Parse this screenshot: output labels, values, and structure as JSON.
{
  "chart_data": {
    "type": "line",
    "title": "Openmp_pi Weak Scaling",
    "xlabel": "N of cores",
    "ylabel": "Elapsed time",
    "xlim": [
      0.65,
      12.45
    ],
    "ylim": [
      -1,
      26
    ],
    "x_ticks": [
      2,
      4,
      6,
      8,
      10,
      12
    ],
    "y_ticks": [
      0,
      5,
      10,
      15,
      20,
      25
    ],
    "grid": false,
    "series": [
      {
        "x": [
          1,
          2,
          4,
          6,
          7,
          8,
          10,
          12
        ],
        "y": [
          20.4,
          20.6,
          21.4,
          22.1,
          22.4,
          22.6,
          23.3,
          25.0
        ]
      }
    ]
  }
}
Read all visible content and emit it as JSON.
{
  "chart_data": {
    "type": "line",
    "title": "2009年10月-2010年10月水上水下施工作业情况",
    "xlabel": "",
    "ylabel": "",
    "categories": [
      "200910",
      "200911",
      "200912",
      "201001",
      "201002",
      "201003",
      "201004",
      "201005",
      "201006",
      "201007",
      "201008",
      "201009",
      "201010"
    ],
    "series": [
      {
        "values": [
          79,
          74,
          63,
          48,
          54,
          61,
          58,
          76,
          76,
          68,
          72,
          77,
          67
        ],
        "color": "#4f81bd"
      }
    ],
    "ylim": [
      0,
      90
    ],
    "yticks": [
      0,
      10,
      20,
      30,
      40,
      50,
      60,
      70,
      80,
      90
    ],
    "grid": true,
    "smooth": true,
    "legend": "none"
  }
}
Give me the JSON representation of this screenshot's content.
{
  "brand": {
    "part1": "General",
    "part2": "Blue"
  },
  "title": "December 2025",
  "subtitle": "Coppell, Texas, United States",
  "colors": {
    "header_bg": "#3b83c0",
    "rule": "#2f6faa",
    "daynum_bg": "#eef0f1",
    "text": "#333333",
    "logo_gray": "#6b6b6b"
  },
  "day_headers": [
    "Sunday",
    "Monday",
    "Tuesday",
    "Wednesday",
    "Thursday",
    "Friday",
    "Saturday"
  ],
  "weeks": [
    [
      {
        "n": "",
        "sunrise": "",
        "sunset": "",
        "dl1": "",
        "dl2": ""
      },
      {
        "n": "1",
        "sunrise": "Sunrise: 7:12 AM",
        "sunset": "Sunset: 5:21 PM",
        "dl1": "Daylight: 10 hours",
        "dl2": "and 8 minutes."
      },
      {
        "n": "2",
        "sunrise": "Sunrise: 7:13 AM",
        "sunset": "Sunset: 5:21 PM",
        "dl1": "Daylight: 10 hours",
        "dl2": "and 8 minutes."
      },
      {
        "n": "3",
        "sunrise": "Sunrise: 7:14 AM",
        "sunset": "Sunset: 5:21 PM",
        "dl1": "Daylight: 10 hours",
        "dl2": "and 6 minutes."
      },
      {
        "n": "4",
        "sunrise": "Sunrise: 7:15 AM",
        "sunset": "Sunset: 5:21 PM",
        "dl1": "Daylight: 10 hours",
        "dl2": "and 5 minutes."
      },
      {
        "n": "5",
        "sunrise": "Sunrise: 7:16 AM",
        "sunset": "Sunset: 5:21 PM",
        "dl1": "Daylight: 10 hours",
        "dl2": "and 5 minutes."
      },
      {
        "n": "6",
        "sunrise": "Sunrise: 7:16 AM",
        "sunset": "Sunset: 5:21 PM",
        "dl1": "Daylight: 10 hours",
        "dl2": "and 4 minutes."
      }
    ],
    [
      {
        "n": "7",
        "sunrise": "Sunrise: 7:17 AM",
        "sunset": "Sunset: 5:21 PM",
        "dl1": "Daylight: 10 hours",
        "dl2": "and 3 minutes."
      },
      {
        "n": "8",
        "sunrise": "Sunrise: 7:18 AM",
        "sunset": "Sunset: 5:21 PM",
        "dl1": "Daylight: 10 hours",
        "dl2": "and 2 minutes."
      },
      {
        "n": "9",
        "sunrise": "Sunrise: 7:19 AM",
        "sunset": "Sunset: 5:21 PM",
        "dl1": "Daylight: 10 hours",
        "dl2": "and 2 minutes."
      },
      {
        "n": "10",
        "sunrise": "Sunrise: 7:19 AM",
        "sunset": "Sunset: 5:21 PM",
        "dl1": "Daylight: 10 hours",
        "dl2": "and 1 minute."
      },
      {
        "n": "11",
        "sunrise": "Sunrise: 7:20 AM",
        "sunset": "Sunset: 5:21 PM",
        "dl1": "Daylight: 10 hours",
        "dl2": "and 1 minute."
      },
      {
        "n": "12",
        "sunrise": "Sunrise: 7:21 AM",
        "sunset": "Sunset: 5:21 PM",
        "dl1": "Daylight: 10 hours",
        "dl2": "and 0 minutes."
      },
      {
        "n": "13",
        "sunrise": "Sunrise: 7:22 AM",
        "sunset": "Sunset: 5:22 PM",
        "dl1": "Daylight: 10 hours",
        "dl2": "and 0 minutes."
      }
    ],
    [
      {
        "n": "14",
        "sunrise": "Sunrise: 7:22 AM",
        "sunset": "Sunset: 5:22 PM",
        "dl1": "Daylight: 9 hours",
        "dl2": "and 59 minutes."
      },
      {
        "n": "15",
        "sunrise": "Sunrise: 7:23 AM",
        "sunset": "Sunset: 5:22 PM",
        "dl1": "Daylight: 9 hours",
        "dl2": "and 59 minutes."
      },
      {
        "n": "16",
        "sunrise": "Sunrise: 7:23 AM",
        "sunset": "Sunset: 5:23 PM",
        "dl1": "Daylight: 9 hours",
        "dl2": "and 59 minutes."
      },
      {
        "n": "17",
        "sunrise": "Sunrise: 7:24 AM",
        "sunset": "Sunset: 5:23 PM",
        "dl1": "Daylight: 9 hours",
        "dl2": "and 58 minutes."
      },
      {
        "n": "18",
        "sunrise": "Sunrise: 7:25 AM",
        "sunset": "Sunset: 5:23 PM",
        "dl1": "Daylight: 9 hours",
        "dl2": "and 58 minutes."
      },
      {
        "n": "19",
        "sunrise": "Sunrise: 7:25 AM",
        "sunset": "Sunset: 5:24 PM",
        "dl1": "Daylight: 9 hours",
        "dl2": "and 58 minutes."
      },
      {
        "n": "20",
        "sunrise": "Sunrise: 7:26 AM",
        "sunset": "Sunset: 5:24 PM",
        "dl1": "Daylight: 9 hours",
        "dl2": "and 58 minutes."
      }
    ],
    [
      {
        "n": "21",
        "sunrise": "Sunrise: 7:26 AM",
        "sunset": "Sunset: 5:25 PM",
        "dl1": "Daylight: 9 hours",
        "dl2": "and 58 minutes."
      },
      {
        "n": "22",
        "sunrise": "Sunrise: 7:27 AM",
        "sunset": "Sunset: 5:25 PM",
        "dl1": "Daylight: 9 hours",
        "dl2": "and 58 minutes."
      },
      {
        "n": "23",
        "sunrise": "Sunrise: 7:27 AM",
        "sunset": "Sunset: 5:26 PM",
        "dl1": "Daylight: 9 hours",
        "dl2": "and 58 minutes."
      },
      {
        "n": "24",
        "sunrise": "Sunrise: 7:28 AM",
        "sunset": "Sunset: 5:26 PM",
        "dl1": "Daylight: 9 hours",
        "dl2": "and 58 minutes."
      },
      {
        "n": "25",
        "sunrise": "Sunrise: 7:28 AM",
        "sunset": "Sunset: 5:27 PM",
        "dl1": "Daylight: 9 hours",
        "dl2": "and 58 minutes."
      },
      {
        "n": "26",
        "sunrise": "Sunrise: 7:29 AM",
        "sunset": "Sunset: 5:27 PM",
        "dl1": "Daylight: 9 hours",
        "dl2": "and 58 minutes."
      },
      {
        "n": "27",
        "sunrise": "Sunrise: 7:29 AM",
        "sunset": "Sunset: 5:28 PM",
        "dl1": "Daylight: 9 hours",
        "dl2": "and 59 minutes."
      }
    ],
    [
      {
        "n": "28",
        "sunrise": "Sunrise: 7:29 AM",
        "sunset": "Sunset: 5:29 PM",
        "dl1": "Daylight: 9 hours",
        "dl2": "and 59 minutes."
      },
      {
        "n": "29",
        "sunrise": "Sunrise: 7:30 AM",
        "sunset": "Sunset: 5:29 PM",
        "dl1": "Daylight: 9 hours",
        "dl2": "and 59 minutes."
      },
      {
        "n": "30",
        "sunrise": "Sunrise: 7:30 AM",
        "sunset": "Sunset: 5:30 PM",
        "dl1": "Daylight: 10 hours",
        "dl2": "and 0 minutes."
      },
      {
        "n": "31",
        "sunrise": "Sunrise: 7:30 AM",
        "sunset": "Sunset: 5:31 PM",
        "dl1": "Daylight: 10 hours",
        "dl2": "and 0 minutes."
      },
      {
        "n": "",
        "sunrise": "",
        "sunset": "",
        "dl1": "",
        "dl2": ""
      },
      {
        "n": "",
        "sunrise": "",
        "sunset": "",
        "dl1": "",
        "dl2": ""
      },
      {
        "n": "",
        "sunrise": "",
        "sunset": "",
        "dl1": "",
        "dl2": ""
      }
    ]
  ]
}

**********

#### [The task]
The records are above. How many lines in them contain the word "this"? Give the number alone.

#### [Result of the exercise]
2